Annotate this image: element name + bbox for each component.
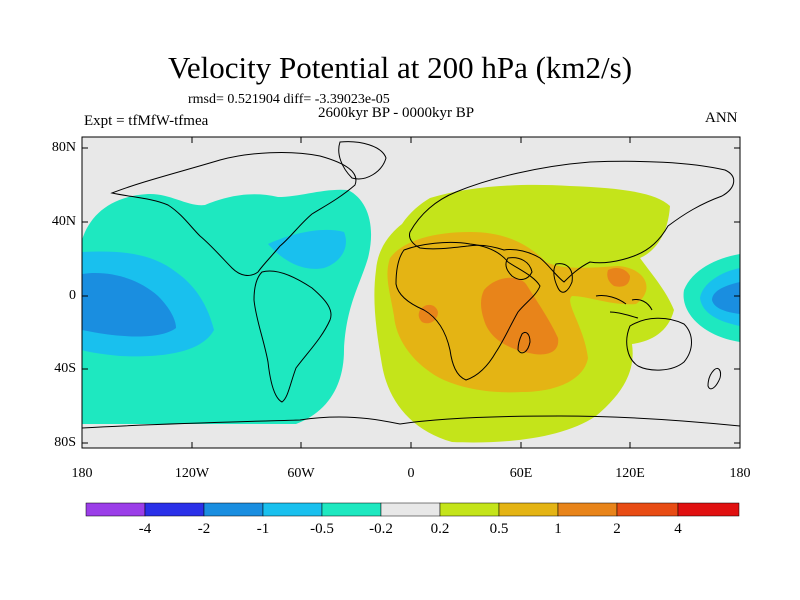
colorbar-box-9 [557, 502, 618, 517]
map-field [82, 137, 740, 448]
time-period: 2600kyr BP - 0000kyr BP [318, 105, 475, 121]
colorbar-label-4: -0.5 [310, 521, 334, 537]
coastlines [82, 141, 740, 429]
lon-label-120w: 120W [174, 466, 210, 481]
colorbar-box-7 [439, 502, 500, 517]
lon-label-60w: 60W [287, 466, 315, 481]
colorbar-box-4 [262, 502, 323, 517]
colorbar-label-3: -1 [256, 521, 270, 537]
contour-neg-strong-east [712, 282, 740, 314]
lon-label-0: 0 [407, 466, 415, 481]
colorbar-box-5 [321, 502, 382, 517]
map-title: Velocity Potential at 200 hPa (km2/s) [167, 50, 633, 85]
contour-pos-strong-indonesia [607, 268, 630, 287]
colorbar-box-8 [498, 502, 559, 517]
lat-label-40n: 40N [51, 214, 76, 229]
colorbar-label-6: 0.2 [430, 521, 450, 537]
lat-label-80s: 80S [54, 435, 76, 450]
colorbar-box-3 [203, 502, 264, 517]
colorbar-label-9: 2 [613, 521, 621, 537]
axis-ticks [81, 137, 741, 448]
rmsd-diff-stats: rmsd= 0.521904 diff= -3.39023e-05 [188, 92, 390, 107]
colorbar-box-6 [380, 502, 441, 517]
colorbar-box-11 [677, 502, 740, 517]
contour-neg-strong-west [82, 272, 176, 337]
colorbar-box-1 [85, 502, 146, 517]
lat-label-40s: 40S [54, 361, 76, 376]
lat-label-80n: 80N [51, 140, 76, 155]
season-label: ANN [705, 110, 738, 126]
colorbar-label-10: 4 [674, 521, 682, 537]
colorbar-label-7: 0.5 [489, 521, 509, 537]
lon-label-180w: 180 [71, 466, 93, 481]
lon-label-180e: 180 [729, 466, 751, 481]
lat-label-equator: 0 [69, 288, 76, 303]
colorbar-box-2 [144, 502, 205, 517]
colorbar-label-2: -2 [197, 521, 211, 537]
experiment-label: Expt = tfMfW-tfmea [84, 113, 209, 129]
colorbar-label-5: -0.2 [369, 521, 393, 537]
contour-pos-strong-east-africa [481, 277, 559, 355]
colorbar-label-1: -4 [138, 521, 152, 537]
colorbar-box-10 [616, 502, 679, 517]
colorbar-label-8: 1 [554, 521, 562, 537]
lon-label-120e: 120E [615, 466, 645, 481]
lon-label-60e: 60E [509, 466, 533, 481]
colorbar [85, 502, 740, 517]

------------------------

# [Problem details]
Give every line of the records above as a JSON list of strings, with one string per line and blank lines omitted. Leave the pictures out of the answer.

# [Task result]
[
  "Annotate this image: element name + bbox for each component.",
  "colorbar-box-9 [557, 502, 618, 517]",
  "map-field [82, 137, 740, 448]",
  "time-period: 2600kyr BP - 0000kyr BP [318, 105, 475, 121]",
  "colorbar-label-4: -0.5 [310, 521, 334, 537]",
  "coastlines [82, 141, 740, 429]",
  "lon-label-120w: 120W [174, 466, 210, 481]",
  "colorbar-box-7 [439, 502, 500, 517]",
  "lon-label-60w: 60W [287, 466, 315, 481]",
  "colorbar-box-4 [262, 502, 323, 517]",
  "colorbar-label-3: -1 [256, 521, 270, 537]",
  "contour-neg-strong-east [712, 282, 740, 314]",
  "lon-label-0: 0 [407, 466, 415, 481]",
  "colorbar-box-5 [321, 502, 382, 517]",
  "map-title: Velocity Potential at 200 hPa (km2/s) [167, 50, 633, 85]",
  "contour-pos-strong-indonesia [607, 268, 630, 287]",
  "colorbar-box-8 [498, 502, 559, 517]",
  "lat-label-40n: 40N [51, 214, 76, 229]",
  "colorbar-label-6: 0.2 [430, 521, 450, 537]",
  "lat-label-80s: 80S [54, 435, 76, 450]",
  "colorbar-box-3 [203, 502, 264, 517]",
  "colorbar-label-9: 2 [613, 521, 621, 537]",
  "axis-ticks [81, 137, 741, 448]",
  "rmsd-diff-stats: rmsd= 0.521904 diff= -3.39023e-05 [188, 92, 390, 107]",
  "colorbar-box-6 [380, 502, 441, 517]",
  "colorbar-box-11 [677, 502, 740, 517]",
  "contour-neg-strong-west [82, 272, 176, 337]",
  "colorbar-box-1 [85, 502, 146, 517]",
  "lat-label-40s: 40S [54, 361, 76, 376]",
  "lat-label-80n: 80N [51, 140, 76, 155]",
  "season-label: ANN [705, 110, 738, 126]",
  "colorbar-label-10: 4 [674, 521, 682, 537]",
  "colorbar-label-7: 0.5 [489, 521, 509, 537]",
  "lon-label-180w: 180 [71, 466, 93, 481]",
  "lon-label-180e: 180 [729, 466, 751, 481]",
  "lat-label-equator: 0 [69, 288, 76, 303]",
  "colorbar-box-2 [144, 502, 205, 517]",
  "colorbar-label-2: -2 [197, 521, 211, 537]",
  "experiment-label: Expt = tfMfW-tfmea [84, 113, 209, 129]",
  "colorbar-label-5: -0.2 [369, 521, 393, 537]",
  "contour-pos-strong-east-africa [481, 277, 559, 355]",
  "colorbar-label-1: -4 [138, 521, 152, 537]",
  "colorbar-box-10 [616, 502, 679, 517]",
  "colorbar-label-8: 1 [554, 521, 562, 537]",
  "lon-label-120e: 120E [615, 466, 645, 481]",
  "lon-label-60e: 60E [509, 466, 533, 481]",
  "colorbar [85, 502, 740, 517]"
]